TEXT PASSAGE Block Start

In conclusion, it appears to me that monstruosities are purely accidental, subject to no laws of nature, but deviations from them. We leave to theologasters the question of their being visitations of divine wrath. The only theories that can admit of discussion are the following: 1st, The imagination of the mother; 2nd, Accidental causes; and 3rd, An original monstrous germ. Maternal marks arising from longings and terror, as I have already observed, seemed to warrant the first conclusion; yet it is not tenable. What has imagination to do with the vegetable kingdom, which also presents monstrous conformations? Are we to attribute the same power of imagination to the brute creation? and, although we may fully admit the sympathy that exists between the uterine system and external objects, yet we cannot refer headless and double and triple embryos to this influence. The last hypothesis is also fraught with objections. We have every reason to believe that all germs or seed are perfect in themselves. Were there monstrous germs, there would ensue monstrous races. That germs may be accidentally vitiated and impaired there can be no doubt; but such an adventitious occurrence does not constitute an original monstruosity. Duverney and Winslow maintained that, in the case of a double monster, the monstruosity arose in the primitive germ. Lemery and other physiologists, on the contrary, insisted that double foetuses arise, as I have already stated, from a junction or fusion between two separate bodies, or, in short, the union of twins or triple conceptions, &c. Anatomical investigations confirmed this opinion, since in double-headed foetuses two distinct sets of organs are generally found.
This subject has occupied the most ingenious philosophers for centuries; and the result of their experiments and debates seems to warrant the probability of these melancholy deviations from nature, foolishly denominated _lusi naturæ_, being purely accidental. The experiments of Jacobi seem to confirm this opinion, since he was able to produce preternatural fecundation in the eggs of fishes.

TEXT PASSAGE Block End
SOURCE DATA Block Start

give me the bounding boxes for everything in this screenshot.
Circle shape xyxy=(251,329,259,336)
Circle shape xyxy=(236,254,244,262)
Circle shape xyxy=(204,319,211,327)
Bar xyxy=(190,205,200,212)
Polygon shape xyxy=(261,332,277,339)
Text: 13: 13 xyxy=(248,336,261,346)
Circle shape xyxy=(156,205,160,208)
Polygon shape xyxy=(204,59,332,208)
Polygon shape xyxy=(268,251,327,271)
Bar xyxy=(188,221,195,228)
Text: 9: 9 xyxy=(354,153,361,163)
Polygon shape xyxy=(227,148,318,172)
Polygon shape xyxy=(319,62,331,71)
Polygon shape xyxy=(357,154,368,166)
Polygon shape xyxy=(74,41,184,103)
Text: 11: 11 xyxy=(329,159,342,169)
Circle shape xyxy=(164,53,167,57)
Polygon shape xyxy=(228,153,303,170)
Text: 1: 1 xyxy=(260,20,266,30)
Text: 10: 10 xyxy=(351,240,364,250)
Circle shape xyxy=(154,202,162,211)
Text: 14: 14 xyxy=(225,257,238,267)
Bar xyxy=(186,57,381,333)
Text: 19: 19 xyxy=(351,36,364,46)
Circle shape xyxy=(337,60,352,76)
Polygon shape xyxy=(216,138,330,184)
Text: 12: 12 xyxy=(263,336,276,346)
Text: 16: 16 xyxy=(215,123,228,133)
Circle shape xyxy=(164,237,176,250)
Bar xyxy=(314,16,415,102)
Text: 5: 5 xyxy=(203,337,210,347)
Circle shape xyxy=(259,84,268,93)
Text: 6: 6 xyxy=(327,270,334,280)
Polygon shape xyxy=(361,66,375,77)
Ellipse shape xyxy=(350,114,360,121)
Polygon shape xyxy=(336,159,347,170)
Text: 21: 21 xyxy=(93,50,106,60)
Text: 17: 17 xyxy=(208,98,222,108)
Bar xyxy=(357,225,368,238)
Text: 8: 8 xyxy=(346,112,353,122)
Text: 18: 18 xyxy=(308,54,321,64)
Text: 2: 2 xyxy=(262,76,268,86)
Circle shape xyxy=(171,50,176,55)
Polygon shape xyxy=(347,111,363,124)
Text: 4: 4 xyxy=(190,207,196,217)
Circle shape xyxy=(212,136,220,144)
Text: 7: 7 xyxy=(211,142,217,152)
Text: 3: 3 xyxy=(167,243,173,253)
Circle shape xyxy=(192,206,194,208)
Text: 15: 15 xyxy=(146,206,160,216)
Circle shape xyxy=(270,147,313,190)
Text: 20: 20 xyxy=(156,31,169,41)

SOURCE DATA Block End

* _REQUIREMENT_
Answer the following questions using the text passage above.
(a) Which three theories does the text passage name as the only ones that can admit of discussion?
(b) According to the text passage, what did Lemery and other physiologists insist double foetuses arise from?
(c) What was Jacobi able to produce, according to the text passage?

* _ANSWER TO THE PROBLEM_
(a) The imagination of the mother, accidental causes, and an original monstrous germ.
(b) From a junction or fusion between two separate bodies, that is, the union of twins or triple conceptions.
(c) Preternatural fecundation in the eggs of fishes.